Stored items »
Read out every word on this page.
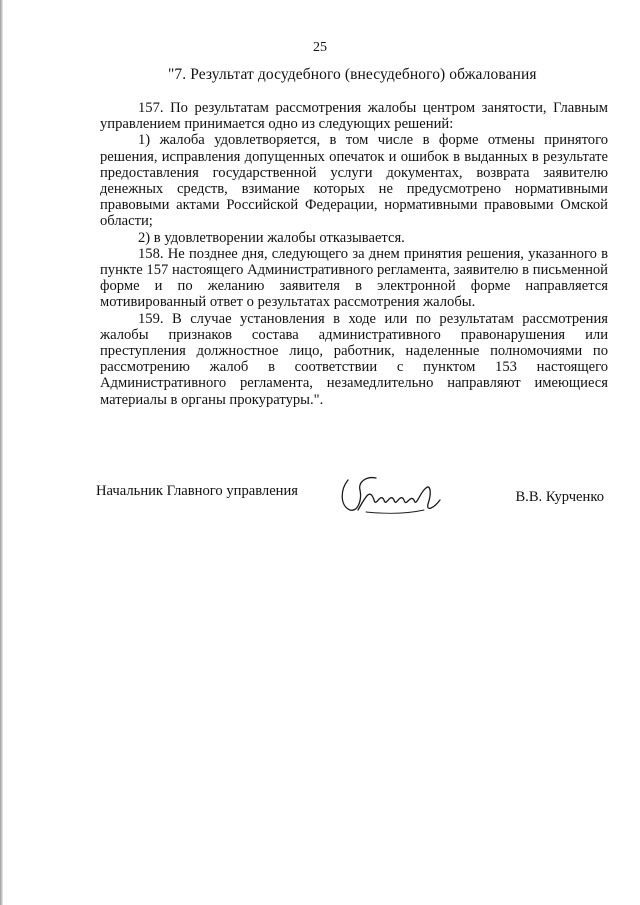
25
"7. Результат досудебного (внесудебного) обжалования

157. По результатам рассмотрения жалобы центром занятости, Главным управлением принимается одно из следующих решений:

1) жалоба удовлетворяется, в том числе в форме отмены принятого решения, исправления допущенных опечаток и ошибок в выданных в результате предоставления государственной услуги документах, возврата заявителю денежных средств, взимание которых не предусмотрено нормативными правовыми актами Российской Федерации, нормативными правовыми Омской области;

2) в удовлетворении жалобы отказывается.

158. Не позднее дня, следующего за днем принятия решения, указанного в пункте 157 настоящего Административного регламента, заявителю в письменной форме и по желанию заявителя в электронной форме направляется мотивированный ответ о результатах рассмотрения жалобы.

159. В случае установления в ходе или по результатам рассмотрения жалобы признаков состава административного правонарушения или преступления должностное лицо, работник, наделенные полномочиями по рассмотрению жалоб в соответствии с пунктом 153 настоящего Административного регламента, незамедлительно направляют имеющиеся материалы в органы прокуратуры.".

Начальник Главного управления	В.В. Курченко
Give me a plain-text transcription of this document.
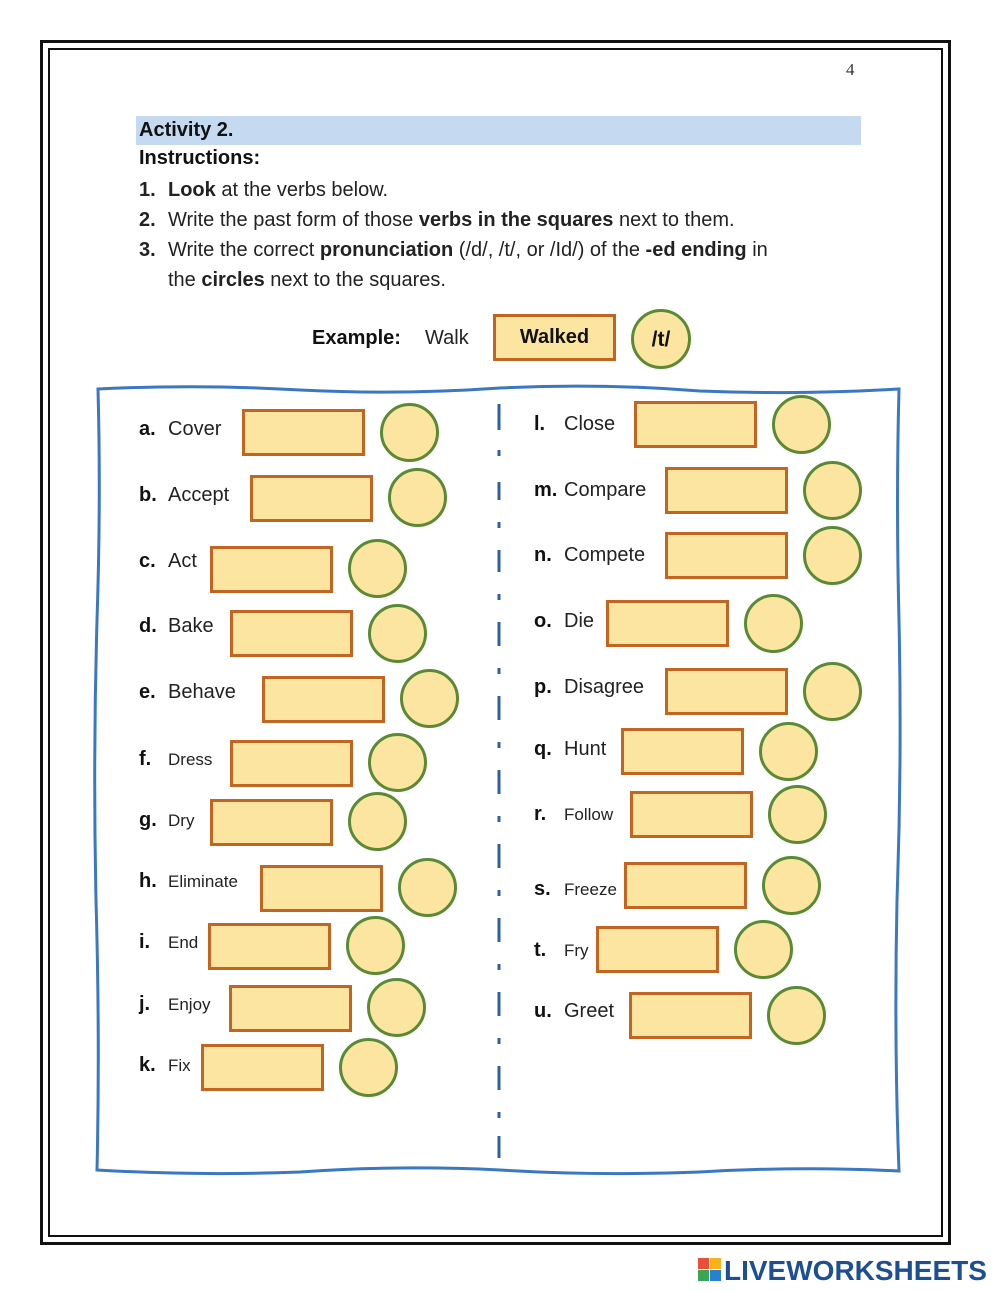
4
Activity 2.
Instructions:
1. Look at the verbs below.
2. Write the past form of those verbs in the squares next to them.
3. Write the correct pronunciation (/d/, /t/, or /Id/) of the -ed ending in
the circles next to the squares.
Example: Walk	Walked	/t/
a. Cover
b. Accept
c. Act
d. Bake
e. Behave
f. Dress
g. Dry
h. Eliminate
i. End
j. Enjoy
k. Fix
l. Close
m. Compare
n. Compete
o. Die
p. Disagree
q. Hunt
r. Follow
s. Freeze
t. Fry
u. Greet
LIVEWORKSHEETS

TO DO »
Scan the entries above. Copy each line that has the string "verbs".

ANSWER FOR THE TASK »
1. Look at the verbs below.
2. Write the past form of those verbs in the squares next to them.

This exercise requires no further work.